> **Rows**:
● ● ● ●

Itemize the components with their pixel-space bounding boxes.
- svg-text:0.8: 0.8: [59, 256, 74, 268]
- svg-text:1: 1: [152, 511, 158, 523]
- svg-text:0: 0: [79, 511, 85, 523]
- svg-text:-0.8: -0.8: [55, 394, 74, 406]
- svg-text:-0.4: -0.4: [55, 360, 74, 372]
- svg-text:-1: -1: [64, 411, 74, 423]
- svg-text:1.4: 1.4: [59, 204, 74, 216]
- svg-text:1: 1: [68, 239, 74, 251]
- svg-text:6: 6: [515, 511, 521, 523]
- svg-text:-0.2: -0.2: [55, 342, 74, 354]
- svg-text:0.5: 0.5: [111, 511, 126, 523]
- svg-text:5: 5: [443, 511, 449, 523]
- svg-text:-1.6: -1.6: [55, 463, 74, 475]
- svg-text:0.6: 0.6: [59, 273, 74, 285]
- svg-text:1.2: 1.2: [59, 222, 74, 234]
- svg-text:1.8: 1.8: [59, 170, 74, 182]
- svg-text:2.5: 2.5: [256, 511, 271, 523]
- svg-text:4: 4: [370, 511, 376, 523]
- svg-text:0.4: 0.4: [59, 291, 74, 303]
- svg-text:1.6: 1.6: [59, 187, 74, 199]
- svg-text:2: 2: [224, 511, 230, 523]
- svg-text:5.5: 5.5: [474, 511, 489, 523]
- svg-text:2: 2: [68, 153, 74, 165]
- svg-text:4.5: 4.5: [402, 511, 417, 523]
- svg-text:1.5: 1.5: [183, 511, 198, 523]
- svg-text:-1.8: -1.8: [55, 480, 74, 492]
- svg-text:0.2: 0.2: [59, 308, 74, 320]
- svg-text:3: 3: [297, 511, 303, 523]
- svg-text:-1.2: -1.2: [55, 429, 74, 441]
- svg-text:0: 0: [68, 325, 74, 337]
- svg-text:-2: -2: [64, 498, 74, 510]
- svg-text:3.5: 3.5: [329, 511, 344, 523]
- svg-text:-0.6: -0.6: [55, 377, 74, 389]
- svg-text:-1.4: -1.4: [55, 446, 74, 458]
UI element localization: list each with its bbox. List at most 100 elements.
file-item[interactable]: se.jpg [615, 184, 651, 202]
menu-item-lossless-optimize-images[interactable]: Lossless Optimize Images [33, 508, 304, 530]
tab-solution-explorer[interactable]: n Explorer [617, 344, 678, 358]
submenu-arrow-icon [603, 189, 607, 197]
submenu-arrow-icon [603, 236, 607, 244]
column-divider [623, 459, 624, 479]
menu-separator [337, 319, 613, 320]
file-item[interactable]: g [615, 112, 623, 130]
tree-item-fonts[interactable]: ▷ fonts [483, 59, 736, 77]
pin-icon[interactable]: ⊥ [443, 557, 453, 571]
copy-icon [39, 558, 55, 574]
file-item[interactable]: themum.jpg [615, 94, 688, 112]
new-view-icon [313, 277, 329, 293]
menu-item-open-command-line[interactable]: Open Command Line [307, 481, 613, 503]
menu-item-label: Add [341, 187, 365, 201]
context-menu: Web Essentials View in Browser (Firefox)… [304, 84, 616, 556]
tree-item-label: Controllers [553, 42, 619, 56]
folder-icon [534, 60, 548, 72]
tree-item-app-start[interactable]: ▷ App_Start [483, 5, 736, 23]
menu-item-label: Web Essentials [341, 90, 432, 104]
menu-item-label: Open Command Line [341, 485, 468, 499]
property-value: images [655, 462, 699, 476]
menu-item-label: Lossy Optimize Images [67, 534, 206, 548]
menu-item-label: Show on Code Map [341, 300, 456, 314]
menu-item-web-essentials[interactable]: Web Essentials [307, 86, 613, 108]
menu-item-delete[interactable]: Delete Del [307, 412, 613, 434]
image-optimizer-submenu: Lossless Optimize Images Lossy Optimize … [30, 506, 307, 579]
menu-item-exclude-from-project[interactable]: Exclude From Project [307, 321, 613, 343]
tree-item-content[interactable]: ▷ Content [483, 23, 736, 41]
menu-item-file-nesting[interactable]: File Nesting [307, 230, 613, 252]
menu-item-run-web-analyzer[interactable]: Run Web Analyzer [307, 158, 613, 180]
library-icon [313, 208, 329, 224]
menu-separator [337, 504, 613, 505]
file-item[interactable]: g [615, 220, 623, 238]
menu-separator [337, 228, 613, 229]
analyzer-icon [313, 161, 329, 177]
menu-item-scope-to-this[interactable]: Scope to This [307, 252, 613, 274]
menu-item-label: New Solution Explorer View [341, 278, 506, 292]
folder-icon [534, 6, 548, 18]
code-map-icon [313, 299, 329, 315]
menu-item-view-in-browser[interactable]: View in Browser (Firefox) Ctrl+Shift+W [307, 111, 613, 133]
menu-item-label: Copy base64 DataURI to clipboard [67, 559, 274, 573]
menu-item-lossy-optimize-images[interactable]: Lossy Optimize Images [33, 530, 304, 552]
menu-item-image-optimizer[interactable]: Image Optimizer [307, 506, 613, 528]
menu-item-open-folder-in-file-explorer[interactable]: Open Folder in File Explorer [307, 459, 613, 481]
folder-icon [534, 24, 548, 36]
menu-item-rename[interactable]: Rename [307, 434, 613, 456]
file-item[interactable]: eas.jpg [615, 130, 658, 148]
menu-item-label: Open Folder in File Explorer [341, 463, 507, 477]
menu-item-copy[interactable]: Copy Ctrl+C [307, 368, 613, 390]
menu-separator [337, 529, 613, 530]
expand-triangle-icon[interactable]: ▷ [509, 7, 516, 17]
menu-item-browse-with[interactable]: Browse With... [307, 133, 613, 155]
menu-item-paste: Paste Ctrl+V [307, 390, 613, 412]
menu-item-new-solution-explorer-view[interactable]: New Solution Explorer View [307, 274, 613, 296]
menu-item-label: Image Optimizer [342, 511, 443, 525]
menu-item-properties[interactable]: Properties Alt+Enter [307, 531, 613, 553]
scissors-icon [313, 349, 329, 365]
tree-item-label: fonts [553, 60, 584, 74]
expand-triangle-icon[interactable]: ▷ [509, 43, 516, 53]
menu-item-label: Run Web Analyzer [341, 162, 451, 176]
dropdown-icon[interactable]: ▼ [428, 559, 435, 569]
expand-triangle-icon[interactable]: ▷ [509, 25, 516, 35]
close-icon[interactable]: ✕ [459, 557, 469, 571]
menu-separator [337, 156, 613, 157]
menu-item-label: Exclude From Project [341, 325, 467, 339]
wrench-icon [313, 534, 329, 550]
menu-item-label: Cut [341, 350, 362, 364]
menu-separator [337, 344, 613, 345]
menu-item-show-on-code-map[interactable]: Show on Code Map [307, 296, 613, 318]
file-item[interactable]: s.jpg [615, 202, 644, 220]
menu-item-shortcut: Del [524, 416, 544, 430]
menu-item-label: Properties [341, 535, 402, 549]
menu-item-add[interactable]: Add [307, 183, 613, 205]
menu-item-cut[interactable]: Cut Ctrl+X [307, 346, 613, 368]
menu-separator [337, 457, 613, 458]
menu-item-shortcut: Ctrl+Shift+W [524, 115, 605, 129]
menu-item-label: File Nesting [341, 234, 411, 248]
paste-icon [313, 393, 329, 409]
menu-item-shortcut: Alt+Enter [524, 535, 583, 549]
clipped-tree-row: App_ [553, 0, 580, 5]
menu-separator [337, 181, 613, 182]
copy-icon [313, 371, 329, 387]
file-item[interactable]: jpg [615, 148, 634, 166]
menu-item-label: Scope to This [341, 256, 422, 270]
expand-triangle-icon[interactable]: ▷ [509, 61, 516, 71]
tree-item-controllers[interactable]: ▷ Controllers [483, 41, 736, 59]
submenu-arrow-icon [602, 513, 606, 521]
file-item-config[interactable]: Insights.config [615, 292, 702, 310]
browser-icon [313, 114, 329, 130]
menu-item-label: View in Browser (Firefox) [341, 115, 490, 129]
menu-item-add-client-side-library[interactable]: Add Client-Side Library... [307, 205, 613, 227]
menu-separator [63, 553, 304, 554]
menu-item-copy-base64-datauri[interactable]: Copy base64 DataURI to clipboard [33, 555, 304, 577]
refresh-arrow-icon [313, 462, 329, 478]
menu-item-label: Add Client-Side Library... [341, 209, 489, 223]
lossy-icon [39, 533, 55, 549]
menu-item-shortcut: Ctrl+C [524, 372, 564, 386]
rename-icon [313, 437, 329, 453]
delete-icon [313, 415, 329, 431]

● ● ● ●

> **What to do**: Count the lines in the entries above that contain the string "fonts". Reply with the number alone.

> **Response to the task**: 2